### Set problem
Look through the records below and collect all lines that hold the string "Paul".

### Provided records

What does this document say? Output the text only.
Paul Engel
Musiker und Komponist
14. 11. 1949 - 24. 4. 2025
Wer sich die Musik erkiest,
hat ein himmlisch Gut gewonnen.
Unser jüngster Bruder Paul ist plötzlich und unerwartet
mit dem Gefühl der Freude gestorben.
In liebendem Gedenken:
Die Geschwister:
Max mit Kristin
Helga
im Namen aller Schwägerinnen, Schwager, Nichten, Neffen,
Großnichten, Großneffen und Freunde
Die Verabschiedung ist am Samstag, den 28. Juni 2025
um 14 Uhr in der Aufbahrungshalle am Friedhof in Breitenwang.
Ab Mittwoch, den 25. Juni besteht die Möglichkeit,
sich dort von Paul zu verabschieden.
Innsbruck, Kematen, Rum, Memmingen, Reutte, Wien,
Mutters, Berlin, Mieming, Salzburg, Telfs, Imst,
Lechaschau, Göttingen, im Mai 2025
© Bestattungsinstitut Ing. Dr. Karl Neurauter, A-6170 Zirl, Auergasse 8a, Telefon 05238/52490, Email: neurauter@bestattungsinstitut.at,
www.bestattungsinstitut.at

### Complete answer
Paul Engel
Unser jüngster Bruder Paul ist plötzlich und unerwartet
sich dort von Paul zu verabschieden.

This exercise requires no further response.